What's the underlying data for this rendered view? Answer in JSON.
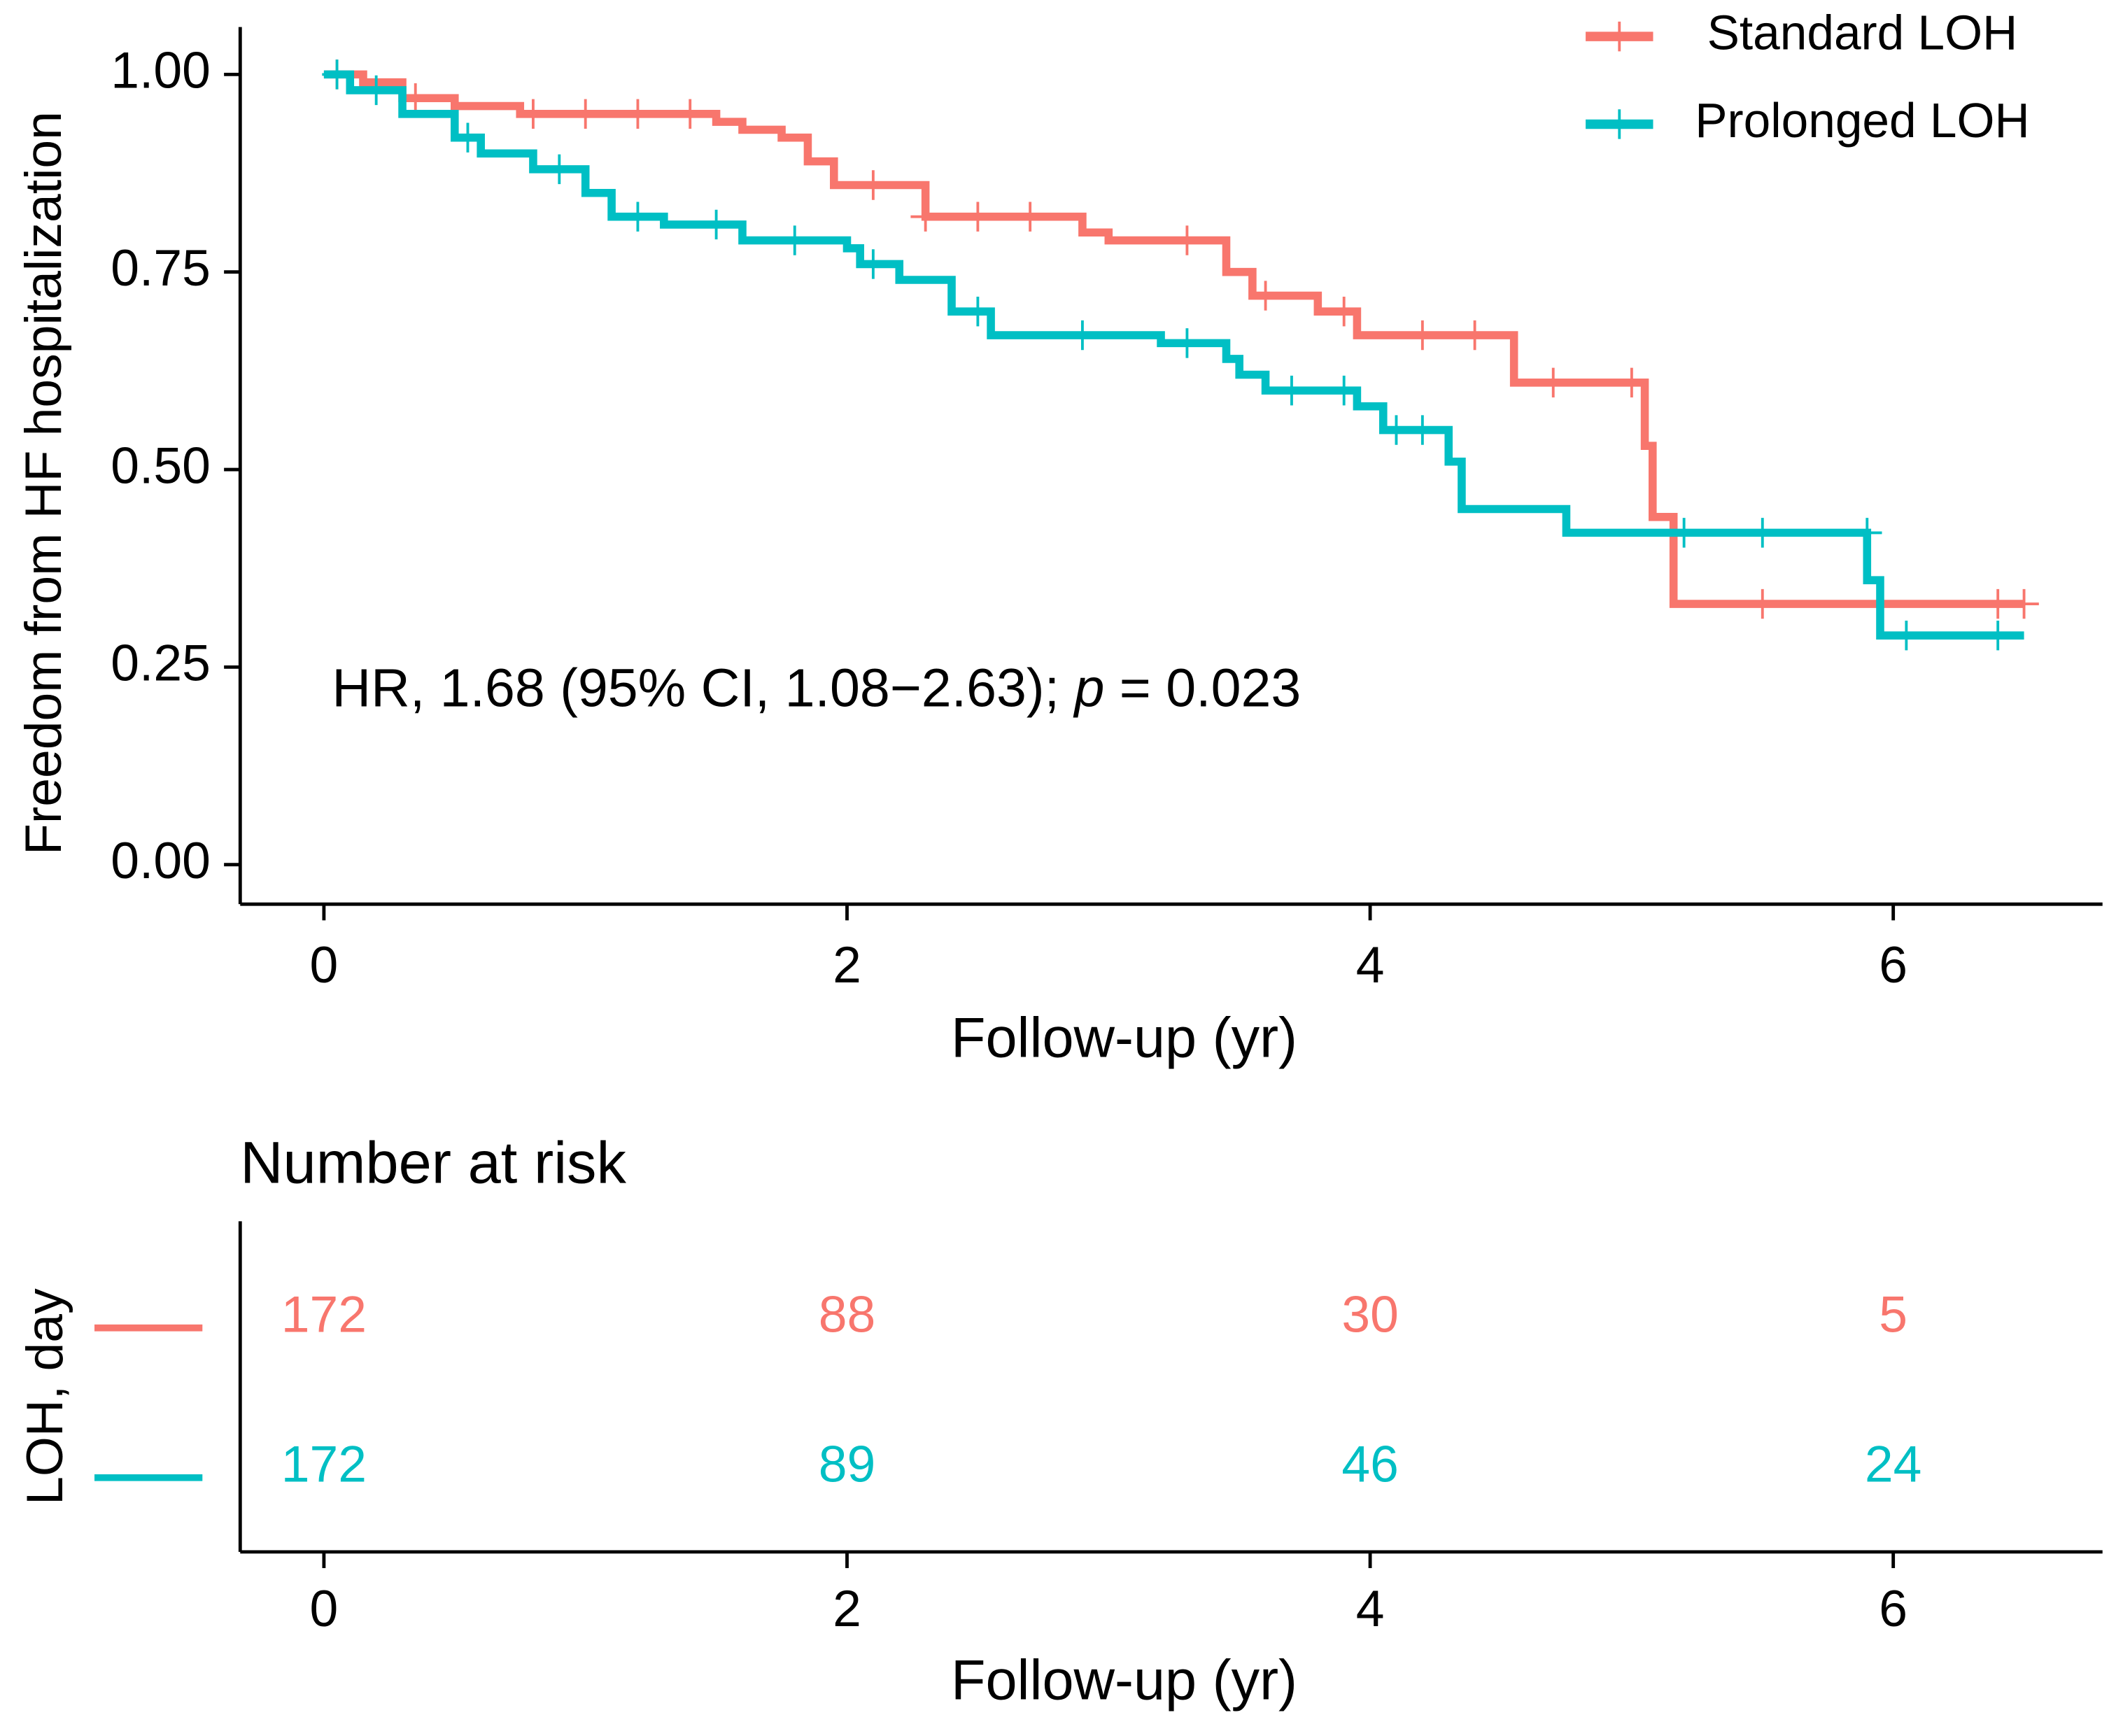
{
  "chart_data": [
    {
      "type": "step",
      "ylabel": "Freedom from HF hospitalization",
      "xlabel": "Follow-up (yr)",
      "xlim": [
        -0.32,
        6.8
      ],
      "xticks": [
        0,
        2,
        4,
        6
      ],
      "ylim": [
        -0.05,
        1.06
      ],
      "yticks": [
        {
          "value": 0,
          "label": "0.00"
        },
        {
          "value": 0.25,
          "label": "0.25"
        },
        {
          "value": 0.5,
          "label": "0.50"
        },
        {
          "value": 0.75,
          "label": "0.75"
        },
        {
          "value": 1,
          "label": "1.00"
        }
      ],
      "legend": "top-right",
      "annotation": {
        "prefix": "HR, 1.68 (95% CI, 1.08−2.63); ",
        "italic": "p",
        "suffix": " = 0.023"
      },
      "series": [
        {
          "name": "Standard LOH",
          "color": "#F8766D",
          "x": [
            0,
            0.15,
            0.3,
            0.5,
            0.75,
            1.5,
            1.6,
            1.75,
            1.85,
            1.95,
            2.3,
            2.9,
            3.0,
            3.45,
            3.55,
            3.8,
            3.95,
            4.55,
            5.05,
            5.08,
            5.16,
            6.5
          ],
          "values": [
            1.0,
            0.99,
            0.97,
            0.96,
            0.95,
            0.94,
            0.93,
            0.92,
            0.89,
            0.86,
            0.82,
            0.8,
            0.79,
            0.75,
            0.72,
            0.7,
            0.67,
            0.61,
            0.53,
            0.44,
            0.33,
            0.33
          ],
          "censor_x": [
            0.05,
            0.35,
            0.8,
            1.0,
            1.2,
            1.4,
            2.1,
            2.3,
            2.5,
            2.7,
            3.3,
            3.6,
            3.9,
            4.2,
            4.4,
            4.7,
            5.0,
            5.5,
            6.4,
            6.5
          ],
          "censor_y": [
            1.0,
            0.97,
            0.95,
            0.95,
            0.95,
            0.95,
            0.86,
            0.82,
            0.82,
            0.82,
            0.79,
            0.72,
            0.7,
            0.67,
            0.67,
            0.61,
            0.61,
            0.33,
            0.33,
            0.33
          ]
        },
        {
          "name": "Prolonged LOH",
          "color": "#00BFC4",
          "x": [
            0,
            0.1,
            0.3,
            0.5,
            0.6,
            0.8,
            1.0,
            1.1,
            1.3,
            1.6,
            2.0,
            2.05,
            2.2,
            2.4,
            2.55,
            3.2,
            3.45,
            3.5,
            3.6,
            3.95,
            4.05,
            4.3,
            4.35,
            4.75,
            5.9,
            5.95,
            6.5
          ],
          "values": [
            1.0,
            0.98,
            0.95,
            0.92,
            0.9,
            0.88,
            0.85,
            0.82,
            0.81,
            0.79,
            0.78,
            0.76,
            0.74,
            0.7,
            0.67,
            0.66,
            0.64,
            0.62,
            0.6,
            0.58,
            0.55,
            0.51,
            0.45,
            0.42,
            0.36,
            0.29,
            0.29
          ],
          "censor_x": [
            0.05,
            0.2,
            0.55,
            0.9,
            1.2,
            1.5,
            1.8,
            2.1,
            2.5,
            2.9,
            3.3,
            3.7,
            3.9,
            4.1,
            4.2,
            5.2,
            5.5,
            5.9,
            6.05,
            6.4
          ],
          "censor_y": [
            1.0,
            0.98,
            0.92,
            0.88,
            0.82,
            0.81,
            0.79,
            0.76,
            0.7,
            0.67,
            0.66,
            0.6,
            0.6,
            0.55,
            0.55,
            0.42,
            0.42,
            0.42,
            0.29,
            0.29
          ]
        }
      ]
    },
    {
      "type": "risk-table",
      "title": "Number at risk",
      "ylabel": "LOH, day",
      "xlabel": "Follow-up (yr)",
      "xlim": [
        -0.32,
        6.8
      ],
      "xticks": [
        0,
        2,
        4,
        6
      ],
      "x": [
        0,
        2,
        4,
        6
      ],
      "series": [
        {
          "color": "#F8766D",
          "values": [
            172,
            88,
            30,
            5
          ]
        },
        {
          "color": "#00BFC4",
          "values": [
            172,
            89,
            46,
            24
          ]
        }
      ]
    }
  ]
}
_ _ _ _ _
• SET TASK:
Gather all lines from the records above in which "risk" appears.

• PROBLEM SOLUTION:
      "type": "risk-table",
      "title": "Number at risk",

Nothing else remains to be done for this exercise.